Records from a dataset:
>>
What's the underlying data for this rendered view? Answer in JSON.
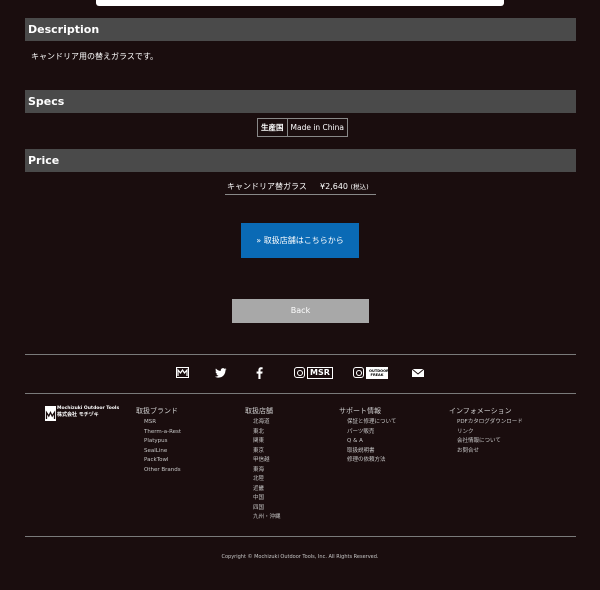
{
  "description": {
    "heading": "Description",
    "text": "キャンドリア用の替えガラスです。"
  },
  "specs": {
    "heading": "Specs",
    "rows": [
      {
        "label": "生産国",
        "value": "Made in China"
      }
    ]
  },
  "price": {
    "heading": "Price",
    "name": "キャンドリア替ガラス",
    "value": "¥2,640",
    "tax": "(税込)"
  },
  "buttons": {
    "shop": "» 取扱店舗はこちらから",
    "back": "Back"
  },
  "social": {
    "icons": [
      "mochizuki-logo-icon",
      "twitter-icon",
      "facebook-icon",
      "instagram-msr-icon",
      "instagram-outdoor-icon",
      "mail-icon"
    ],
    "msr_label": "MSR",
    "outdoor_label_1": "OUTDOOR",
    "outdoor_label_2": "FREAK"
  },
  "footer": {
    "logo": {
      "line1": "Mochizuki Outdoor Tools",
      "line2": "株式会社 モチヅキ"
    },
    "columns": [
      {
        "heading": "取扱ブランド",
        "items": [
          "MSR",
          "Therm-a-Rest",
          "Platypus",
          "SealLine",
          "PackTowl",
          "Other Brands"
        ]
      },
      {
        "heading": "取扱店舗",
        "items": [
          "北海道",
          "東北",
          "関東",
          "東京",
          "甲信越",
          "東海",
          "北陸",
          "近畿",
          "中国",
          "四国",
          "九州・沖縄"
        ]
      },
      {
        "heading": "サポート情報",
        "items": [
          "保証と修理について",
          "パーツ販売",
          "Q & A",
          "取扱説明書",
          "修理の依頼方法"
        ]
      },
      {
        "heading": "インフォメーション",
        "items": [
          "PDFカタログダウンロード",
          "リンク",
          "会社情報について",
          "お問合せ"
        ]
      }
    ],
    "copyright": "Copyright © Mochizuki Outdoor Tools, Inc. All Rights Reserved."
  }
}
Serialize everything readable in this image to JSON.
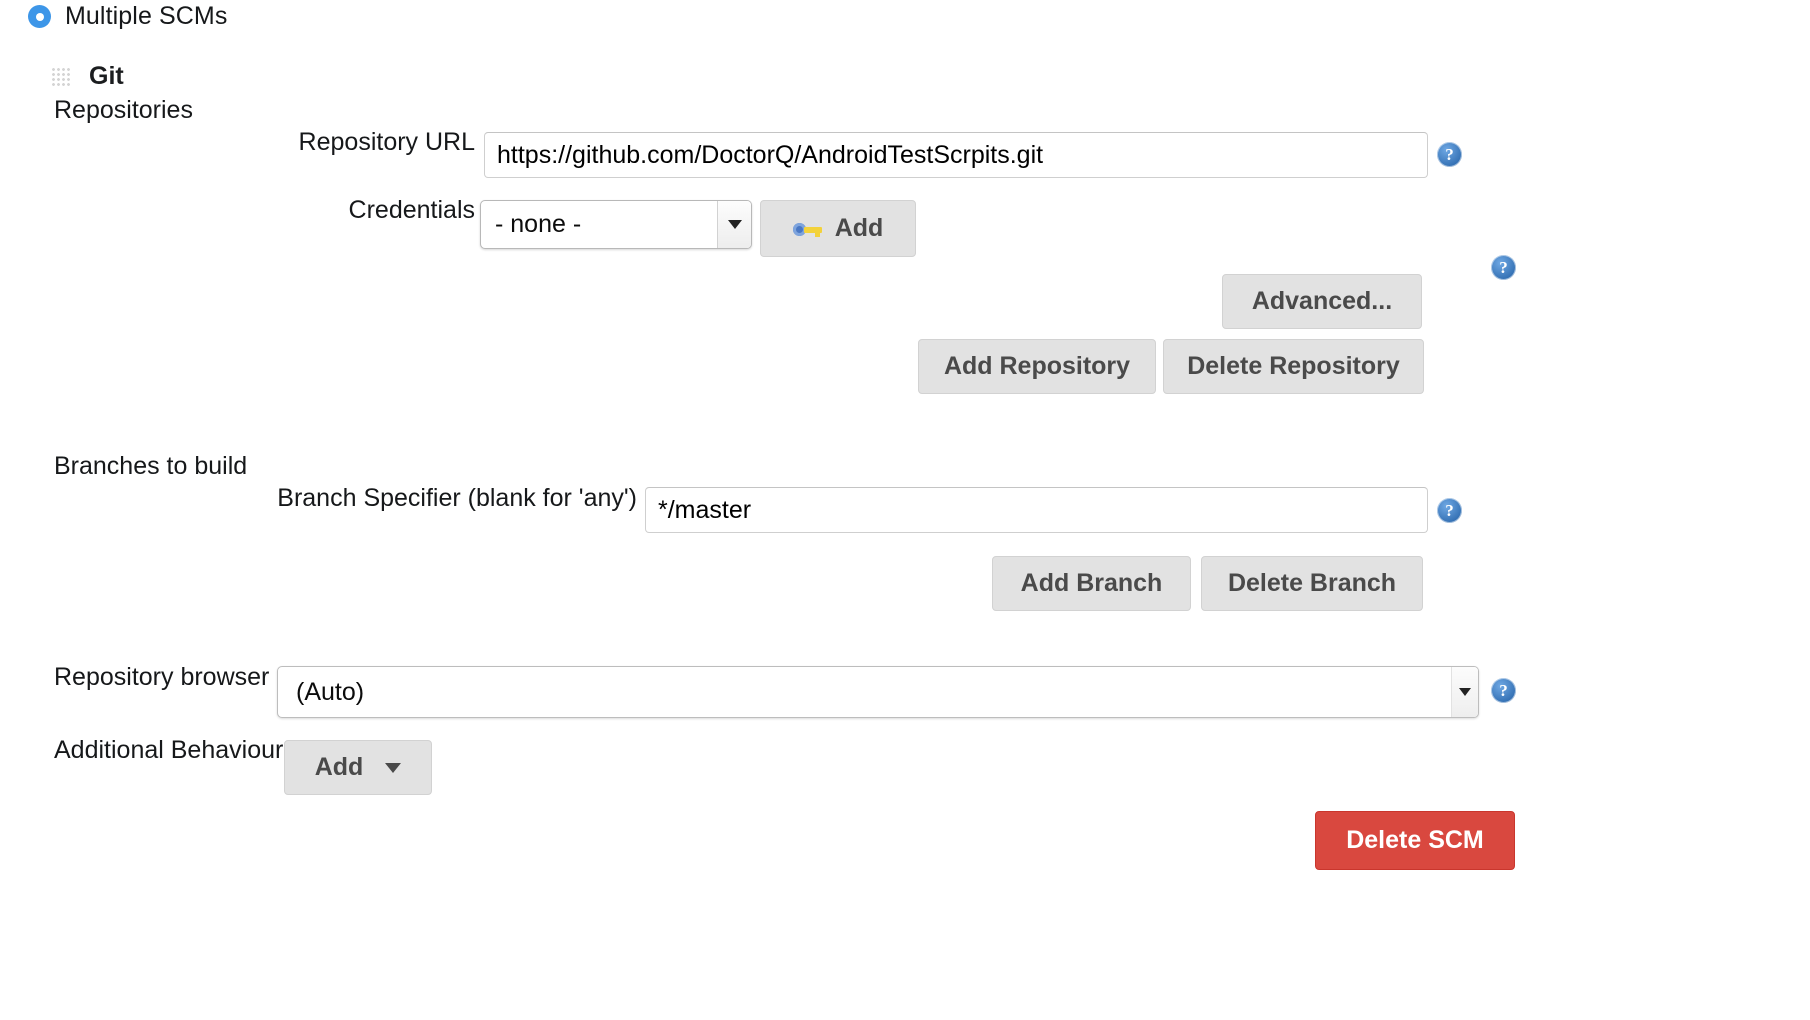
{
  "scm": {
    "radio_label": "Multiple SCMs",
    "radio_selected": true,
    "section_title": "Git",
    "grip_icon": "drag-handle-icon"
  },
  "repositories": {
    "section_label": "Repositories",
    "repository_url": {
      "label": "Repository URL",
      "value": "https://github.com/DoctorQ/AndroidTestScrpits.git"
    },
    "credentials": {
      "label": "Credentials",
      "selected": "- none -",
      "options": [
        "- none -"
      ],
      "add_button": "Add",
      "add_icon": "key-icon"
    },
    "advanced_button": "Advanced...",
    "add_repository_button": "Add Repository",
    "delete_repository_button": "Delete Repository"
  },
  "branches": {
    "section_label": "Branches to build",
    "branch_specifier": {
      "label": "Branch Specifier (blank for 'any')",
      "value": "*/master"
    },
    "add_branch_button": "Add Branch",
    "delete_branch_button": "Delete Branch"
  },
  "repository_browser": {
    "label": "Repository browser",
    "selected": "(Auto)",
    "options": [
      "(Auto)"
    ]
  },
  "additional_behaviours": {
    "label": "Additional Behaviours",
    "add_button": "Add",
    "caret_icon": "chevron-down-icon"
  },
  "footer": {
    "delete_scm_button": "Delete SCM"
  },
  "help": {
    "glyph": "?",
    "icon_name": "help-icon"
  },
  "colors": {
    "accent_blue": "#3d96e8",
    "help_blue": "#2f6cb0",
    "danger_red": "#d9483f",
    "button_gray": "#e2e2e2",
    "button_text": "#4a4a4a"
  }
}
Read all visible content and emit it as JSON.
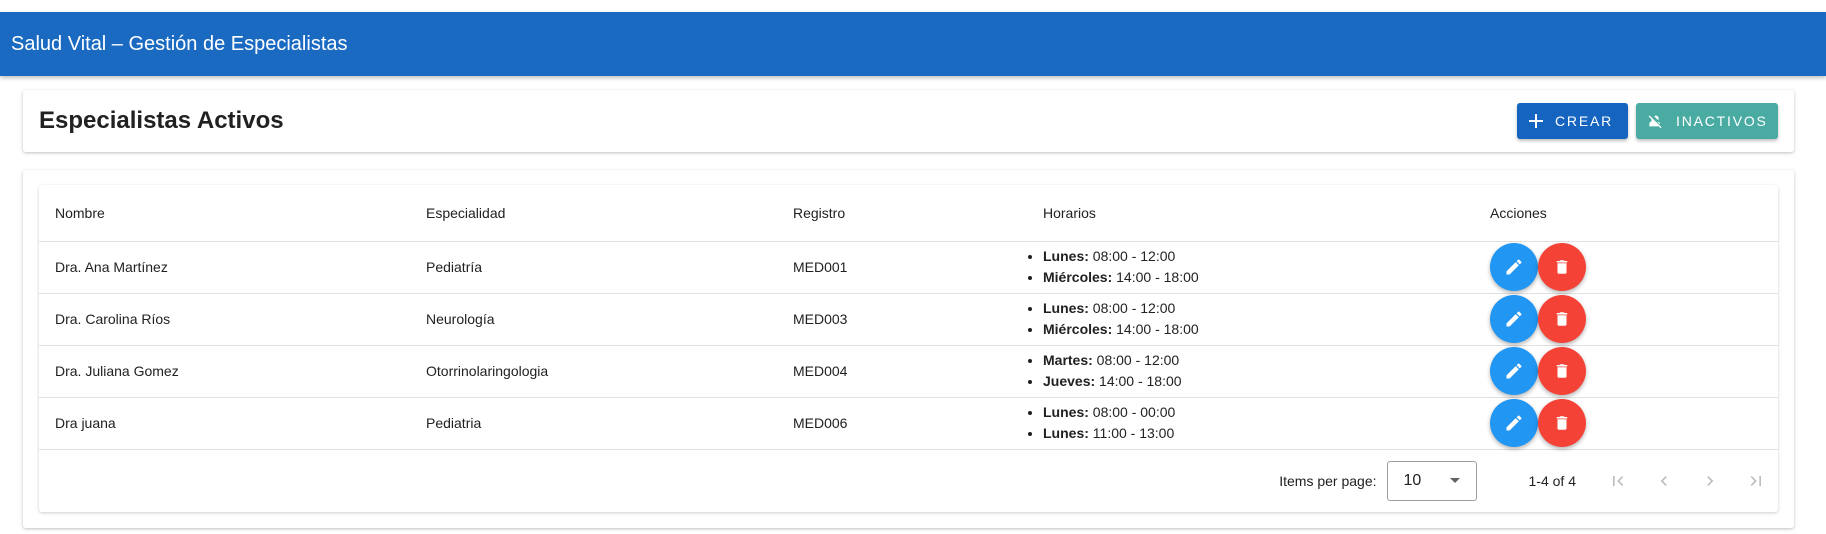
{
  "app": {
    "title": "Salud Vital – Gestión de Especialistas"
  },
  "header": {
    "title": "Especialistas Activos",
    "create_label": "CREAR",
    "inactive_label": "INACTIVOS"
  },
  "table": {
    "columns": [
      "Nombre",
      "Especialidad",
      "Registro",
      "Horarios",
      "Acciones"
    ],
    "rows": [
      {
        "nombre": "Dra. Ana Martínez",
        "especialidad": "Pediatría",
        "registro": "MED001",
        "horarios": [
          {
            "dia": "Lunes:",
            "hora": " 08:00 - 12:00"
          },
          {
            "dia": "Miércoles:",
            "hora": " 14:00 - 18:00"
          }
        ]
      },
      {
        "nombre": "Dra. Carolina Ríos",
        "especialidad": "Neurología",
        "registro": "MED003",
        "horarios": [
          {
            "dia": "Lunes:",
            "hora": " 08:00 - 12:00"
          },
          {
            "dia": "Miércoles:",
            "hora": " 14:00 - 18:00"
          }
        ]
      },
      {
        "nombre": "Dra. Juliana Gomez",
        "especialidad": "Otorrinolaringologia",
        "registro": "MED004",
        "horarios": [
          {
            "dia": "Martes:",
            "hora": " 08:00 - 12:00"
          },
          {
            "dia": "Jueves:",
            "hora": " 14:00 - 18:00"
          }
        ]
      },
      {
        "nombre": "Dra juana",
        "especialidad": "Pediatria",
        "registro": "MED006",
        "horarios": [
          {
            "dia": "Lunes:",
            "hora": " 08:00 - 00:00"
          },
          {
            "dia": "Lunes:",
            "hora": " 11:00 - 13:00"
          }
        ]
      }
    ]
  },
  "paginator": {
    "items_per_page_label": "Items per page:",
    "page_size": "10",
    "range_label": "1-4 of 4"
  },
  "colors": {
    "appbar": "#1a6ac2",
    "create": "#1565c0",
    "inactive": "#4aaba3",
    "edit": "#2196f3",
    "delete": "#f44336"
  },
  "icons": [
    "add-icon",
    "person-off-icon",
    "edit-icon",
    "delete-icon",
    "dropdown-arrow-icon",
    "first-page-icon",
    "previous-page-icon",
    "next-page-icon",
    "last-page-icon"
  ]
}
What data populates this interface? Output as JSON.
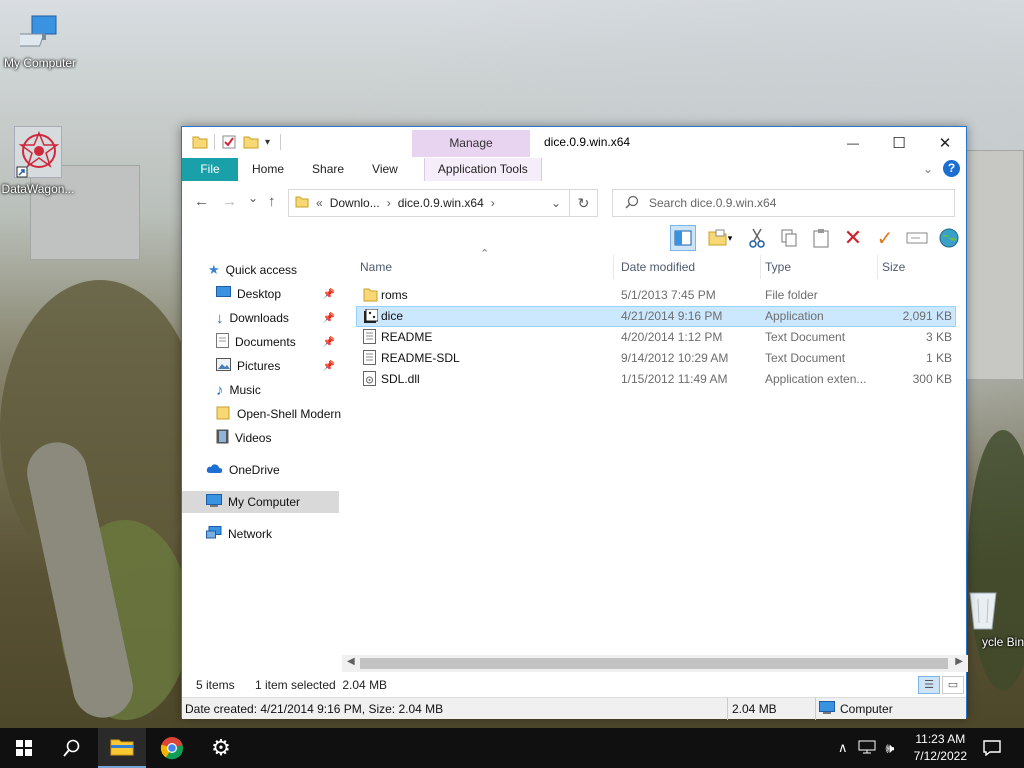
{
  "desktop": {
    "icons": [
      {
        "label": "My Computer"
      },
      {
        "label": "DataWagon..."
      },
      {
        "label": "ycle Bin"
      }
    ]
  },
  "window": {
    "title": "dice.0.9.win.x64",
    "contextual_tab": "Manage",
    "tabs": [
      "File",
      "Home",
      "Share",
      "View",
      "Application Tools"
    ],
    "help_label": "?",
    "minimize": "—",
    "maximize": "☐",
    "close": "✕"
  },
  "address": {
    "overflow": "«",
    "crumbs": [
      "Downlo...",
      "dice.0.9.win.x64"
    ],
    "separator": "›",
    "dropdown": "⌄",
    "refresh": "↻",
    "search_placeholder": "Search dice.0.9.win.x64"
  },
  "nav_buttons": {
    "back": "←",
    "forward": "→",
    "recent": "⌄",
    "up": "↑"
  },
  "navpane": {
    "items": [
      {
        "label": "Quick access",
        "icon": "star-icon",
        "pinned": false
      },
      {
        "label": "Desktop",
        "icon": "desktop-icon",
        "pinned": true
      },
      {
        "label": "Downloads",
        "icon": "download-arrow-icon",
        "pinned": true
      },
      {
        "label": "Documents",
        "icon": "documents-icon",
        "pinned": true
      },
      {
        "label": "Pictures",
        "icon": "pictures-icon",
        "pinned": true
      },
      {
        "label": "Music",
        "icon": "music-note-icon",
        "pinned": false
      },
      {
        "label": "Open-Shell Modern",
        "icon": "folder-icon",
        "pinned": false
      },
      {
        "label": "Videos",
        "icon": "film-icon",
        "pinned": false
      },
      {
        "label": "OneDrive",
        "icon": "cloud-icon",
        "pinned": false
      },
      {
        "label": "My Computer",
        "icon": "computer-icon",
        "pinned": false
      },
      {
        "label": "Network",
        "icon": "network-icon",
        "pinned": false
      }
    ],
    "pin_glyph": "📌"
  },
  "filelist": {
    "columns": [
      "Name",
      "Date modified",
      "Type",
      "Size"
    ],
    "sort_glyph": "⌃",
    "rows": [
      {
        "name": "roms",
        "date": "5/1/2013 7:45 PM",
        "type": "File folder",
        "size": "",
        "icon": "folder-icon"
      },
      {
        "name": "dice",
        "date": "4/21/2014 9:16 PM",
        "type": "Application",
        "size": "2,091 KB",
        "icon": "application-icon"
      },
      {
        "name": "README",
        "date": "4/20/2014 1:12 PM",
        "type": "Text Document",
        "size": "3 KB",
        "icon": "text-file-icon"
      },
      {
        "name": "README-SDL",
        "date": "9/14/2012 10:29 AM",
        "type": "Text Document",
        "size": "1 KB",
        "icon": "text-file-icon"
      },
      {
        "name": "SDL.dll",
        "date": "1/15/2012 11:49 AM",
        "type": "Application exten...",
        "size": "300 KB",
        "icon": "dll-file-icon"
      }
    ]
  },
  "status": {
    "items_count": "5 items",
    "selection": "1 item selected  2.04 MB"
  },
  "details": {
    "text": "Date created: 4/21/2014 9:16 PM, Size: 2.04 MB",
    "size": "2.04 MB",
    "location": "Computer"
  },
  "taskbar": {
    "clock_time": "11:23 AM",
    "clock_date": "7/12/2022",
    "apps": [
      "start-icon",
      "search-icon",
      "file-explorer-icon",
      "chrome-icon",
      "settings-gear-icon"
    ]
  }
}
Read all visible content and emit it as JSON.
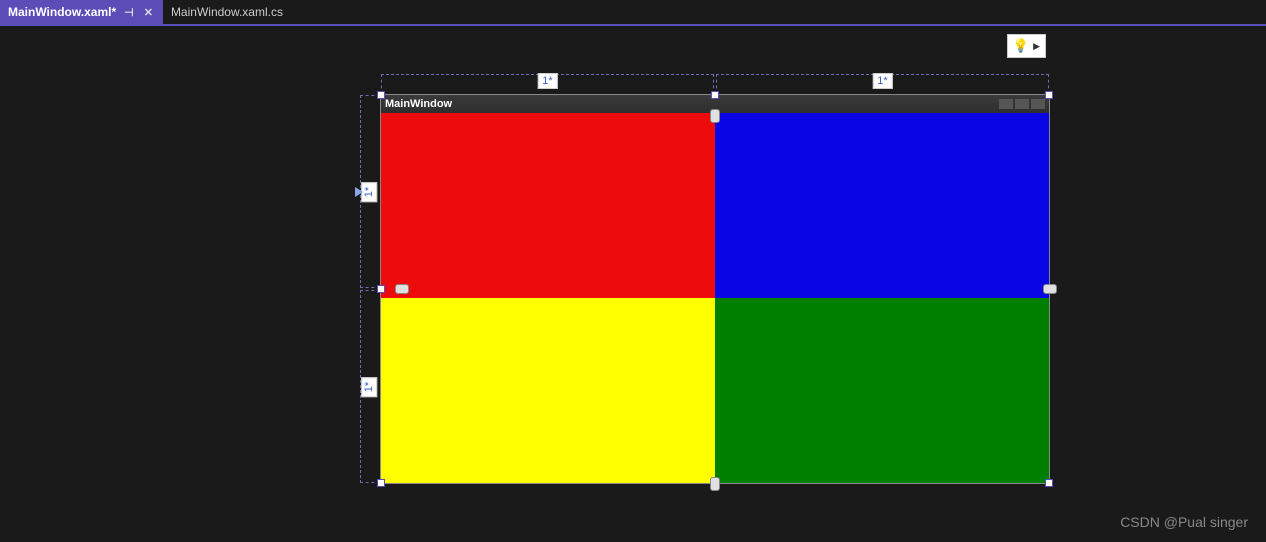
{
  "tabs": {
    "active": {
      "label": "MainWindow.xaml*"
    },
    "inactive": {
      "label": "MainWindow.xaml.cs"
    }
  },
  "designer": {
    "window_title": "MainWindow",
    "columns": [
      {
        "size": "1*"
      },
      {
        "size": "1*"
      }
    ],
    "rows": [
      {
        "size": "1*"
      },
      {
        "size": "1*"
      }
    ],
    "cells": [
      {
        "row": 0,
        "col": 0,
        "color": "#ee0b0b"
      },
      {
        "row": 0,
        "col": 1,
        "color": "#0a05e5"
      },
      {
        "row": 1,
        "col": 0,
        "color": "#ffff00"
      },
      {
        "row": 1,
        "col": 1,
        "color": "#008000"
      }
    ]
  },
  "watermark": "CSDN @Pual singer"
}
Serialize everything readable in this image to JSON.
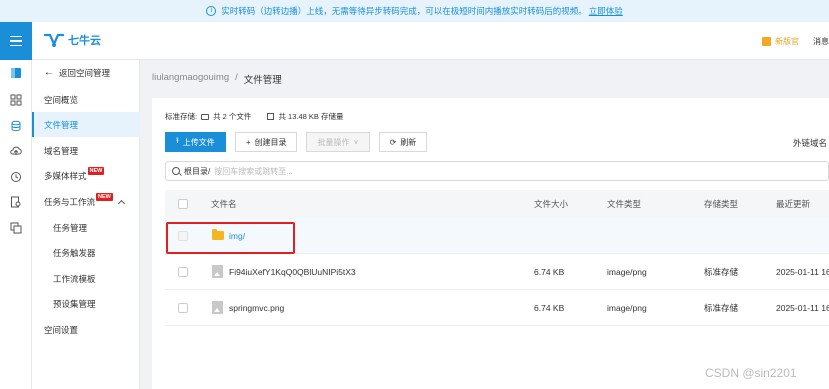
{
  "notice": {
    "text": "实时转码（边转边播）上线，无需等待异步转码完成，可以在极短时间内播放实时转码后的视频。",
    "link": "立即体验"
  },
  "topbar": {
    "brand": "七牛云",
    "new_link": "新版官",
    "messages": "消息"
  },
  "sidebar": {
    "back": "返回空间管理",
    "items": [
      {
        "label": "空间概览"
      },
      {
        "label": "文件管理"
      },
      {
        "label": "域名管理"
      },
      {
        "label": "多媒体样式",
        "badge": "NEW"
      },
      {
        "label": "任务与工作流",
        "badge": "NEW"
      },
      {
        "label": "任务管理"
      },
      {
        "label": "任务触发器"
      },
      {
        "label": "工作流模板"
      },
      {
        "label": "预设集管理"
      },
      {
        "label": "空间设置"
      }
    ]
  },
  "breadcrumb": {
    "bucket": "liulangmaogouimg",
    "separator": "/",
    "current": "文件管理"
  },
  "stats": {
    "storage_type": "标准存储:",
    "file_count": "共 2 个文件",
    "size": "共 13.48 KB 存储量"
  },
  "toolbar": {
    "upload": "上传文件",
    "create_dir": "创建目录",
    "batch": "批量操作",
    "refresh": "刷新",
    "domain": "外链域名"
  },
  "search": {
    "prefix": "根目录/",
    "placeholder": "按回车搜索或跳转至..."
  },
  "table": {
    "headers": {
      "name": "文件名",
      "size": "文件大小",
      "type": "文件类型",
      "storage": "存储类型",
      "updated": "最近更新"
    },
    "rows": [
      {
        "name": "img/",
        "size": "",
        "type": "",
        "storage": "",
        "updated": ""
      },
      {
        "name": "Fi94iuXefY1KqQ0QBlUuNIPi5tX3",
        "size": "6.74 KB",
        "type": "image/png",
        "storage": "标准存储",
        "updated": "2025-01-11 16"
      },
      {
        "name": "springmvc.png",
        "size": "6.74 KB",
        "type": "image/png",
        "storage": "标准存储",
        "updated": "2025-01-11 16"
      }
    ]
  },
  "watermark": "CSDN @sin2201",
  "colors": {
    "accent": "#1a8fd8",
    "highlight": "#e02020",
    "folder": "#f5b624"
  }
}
<<
--- GIVEN TASK ---
Copy each line of the listing that contains the string "folder".

--- ANSWER TO THE EXERCISE ---
        "icon": "folder-icon",
        "type": "File folder",
        "icon": "folder-icon"
    "folder": "#f5b624"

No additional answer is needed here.